- **YOUR TASK**
Your task is to retype each line of the data below exactly.

- **INPUT FOR THIS TASK**
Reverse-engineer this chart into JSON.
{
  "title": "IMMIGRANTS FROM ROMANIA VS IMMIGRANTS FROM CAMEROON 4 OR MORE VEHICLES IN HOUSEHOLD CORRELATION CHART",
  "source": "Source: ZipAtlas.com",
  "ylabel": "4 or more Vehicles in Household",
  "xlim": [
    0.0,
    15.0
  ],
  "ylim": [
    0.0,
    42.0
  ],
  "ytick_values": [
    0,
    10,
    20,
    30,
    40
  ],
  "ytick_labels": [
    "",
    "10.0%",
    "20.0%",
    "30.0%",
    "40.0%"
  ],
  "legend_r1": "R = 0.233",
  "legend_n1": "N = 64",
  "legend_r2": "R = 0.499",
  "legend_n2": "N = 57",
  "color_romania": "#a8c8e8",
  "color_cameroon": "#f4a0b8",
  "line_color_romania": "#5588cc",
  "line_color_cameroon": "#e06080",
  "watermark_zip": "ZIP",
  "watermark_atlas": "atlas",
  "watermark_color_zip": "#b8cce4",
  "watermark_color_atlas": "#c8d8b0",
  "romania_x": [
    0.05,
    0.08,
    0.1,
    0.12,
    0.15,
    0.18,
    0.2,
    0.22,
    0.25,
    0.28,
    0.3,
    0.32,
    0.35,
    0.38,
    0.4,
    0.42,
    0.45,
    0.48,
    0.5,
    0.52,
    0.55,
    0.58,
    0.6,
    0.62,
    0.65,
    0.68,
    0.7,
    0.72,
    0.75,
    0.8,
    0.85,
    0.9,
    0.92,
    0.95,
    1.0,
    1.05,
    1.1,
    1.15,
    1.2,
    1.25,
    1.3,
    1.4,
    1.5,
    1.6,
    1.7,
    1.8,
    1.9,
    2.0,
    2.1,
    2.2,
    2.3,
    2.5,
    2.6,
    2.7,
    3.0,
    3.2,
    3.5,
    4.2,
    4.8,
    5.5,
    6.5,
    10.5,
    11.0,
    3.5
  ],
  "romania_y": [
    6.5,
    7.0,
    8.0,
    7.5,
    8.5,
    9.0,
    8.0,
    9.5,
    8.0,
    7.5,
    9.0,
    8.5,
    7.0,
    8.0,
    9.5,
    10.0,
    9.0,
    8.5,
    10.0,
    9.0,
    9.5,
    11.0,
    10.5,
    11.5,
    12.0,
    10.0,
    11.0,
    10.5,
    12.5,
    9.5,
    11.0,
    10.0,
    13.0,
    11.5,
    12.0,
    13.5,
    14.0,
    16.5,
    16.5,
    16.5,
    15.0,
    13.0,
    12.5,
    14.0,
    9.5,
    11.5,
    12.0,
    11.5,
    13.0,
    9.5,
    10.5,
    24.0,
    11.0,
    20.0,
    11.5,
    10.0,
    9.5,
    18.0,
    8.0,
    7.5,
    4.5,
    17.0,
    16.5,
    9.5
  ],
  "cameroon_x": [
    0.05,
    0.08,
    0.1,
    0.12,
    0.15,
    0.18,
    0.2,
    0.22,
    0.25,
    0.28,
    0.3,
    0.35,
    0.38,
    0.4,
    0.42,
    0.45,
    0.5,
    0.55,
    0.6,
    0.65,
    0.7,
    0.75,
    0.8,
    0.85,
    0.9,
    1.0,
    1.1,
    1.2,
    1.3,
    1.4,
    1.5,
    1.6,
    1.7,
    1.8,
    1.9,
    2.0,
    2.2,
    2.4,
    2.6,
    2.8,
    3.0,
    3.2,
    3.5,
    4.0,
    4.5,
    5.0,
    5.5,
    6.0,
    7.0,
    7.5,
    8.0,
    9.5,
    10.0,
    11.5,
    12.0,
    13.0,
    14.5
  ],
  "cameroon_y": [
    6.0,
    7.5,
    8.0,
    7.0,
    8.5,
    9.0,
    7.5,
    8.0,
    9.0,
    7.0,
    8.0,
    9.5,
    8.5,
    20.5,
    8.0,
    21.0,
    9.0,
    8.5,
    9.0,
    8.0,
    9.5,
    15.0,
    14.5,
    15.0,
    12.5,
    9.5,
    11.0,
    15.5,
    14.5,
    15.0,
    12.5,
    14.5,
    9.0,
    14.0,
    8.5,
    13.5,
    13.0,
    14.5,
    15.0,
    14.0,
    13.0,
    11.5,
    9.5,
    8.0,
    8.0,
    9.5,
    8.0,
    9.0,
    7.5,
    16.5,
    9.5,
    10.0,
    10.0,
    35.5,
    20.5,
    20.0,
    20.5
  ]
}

- **REPLY**
Reverse-engineer this chart into JSON.
{
  "title": "IMMIGRANTS FROM ROMANIA VS IMMIGRANTS FROM CAMEROON 4 OR MORE VEHICLES IN HOUSEHOLD CORRELATION CHART",
  "source": "Source: ZipAtlas.com",
  "ylabel": "4 or more Vehicles in Household",
  "xlim": [
    0.0,
    15.0
  ],
  "ylim": [
    0.0,
    42.0
  ],
  "ytick_values": [
    0,
    10,
    20,
    30,
    40
  ],
  "ytick_labels": [
    "",
    "10.0%",
    "20.0%",
    "30.0%",
    "40.0%"
  ],
  "legend_r1": "R = 0.233",
  "legend_n1": "N = 64",
  "legend_r2": "R = 0.499",
  "legend_n2": "N = 57",
  "color_romania": "#a8c8e8",
  "color_cameroon": "#f4a0b8",
  "line_color_romania": "#5588cc",
  "line_color_cameroon": "#e06080",
  "watermark_zip": "ZIP",
  "watermark_atlas": "atlas",
  "watermark_color_zip": "#b8cce4",
  "watermark_color_atlas": "#c8d8b0",
  "romania_x": [
    0.05,
    0.08,
    0.1,
    0.12,
    0.15,
    0.18,
    0.2,
    0.22,
    0.25,
    0.28,
    0.3,
    0.32,
    0.35,
    0.38,
    0.4,
    0.42,
    0.45,
    0.48,
    0.5,
    0.52,
    0.55,
    0.58,
    0.6,
    0.62,
    0.65,
    0.68,
    0.7,
    0.72,
    0.75,
    0.8,
    0.85,
    0.9,
    0.92,
    0.95,
    1.0,
    1.05,
    1.1,
    1.15,
    1.2,
    1.25,
    1.3,
    1.4,
    1.5,
    1.6,
    1.7,
    1.8,
    1.9,
    2.0,
    2.1,
    2.2,
    2.3,
    2.5,
    2.6,
    2.7,
    3.0,
    3.2,
    3.5,
    4.2,
    4.8,
    5.5,
    6.5,
    10.5,
    11.0,
    3.5
  ],
  "romania_y": [
    6.5,
    7.0,
    8.0,
    7.5,
    8.5,
    9.0,
    8.0,
    9.5,
    8.0,
    7.5,
    9.0,
    8.5,
    7.0,
    8.0,
    9.5,
    10.0,
    9.0,
    8.5,
    10.0,
    9.0,
    9.5,
    11.0,
    10.5,
    11.5,
    12.0,
    10.0,
    11.0,
    10.5,
    12.5,
    9.5,
    11.0,
    10.0,
    13.0,
    11.5,
    12.0,
    13.5,
    14.0,
    16.5,
    16.5,
    16.5,
    15.0,
    13.0,
    12.5,
    14.0,
    9.5,
    11.5,
    12.0,
    11.5,
    13.0,
    9.5,
    10.5,
    24.0,
    11.0,
    20.0,
    11.5,
    10.0,
    9.5,
    18.0,
    8.0,
    7.5,
    4.5,
    17.0,
    16.5,
    9.5
  ],
  "cameroon_x": [
    0.05,
    0.08,
    0.1,
    0.12,
    0.15,
    0.18,
    0.2,
    0.22,
    0.25,
    0.28,
    0.3,
    0.35,
    0.38,
    0.4,
    0.42,
    0.45,
    0.5,
    0.55,
    0.6,
    0.65,
    0.7,
    0.75,
    0.8,
    0.85,
    0.9,
    1.0,
    1.1,
    1.2,
    1.3,
    1.4,
    1.5,
    1.6,
    1.7,
    1.8,
    1.9,
    2.0,
    2.2,
    2.4,
    2.6,
    2.8,
    3.0,
    3.2,
    3.5,
    4.0,
    4.5,
    5.0,
    5.5,
    6.0,
    7.0,
    7.5,
    8.0,
    9.5,
    10.0,
    11.5,
    12.0,
    13.0,
    14.5
  ],
  "cameroon_y": [
    6.0,
    7.5,
    8.0,
    7.0,
    8.5,
    9.0,
    7.5,
    8.0,
    9.0,
    7.0,
    8.0,
    9.5,
    8.5,
    20.5,
    8.0,
    21.0,
    9.0,
    8.5,
    9.0,
    8.0,
    9.5,
    15.0,
    14.5,
    15.0,
    12.5,
    9.5,
    11.0,
    15.5,
    14.5,
    15.0,
    12.5,
    14.5,
    9.0,
    14.0,
    8.5,
    13.5,
    13.0,
    14.5,
    15.0,
    14.0,
    13.0,
    11.5,
    9.5,
    8.0,
    8.0,
    9.5,
    8.0,
    9.0,
    7.5,
    16.5,
    9.5,
    10.0,
    10.0,
    35.5,
    20.5,
    20.0,
    20.5
  ]
}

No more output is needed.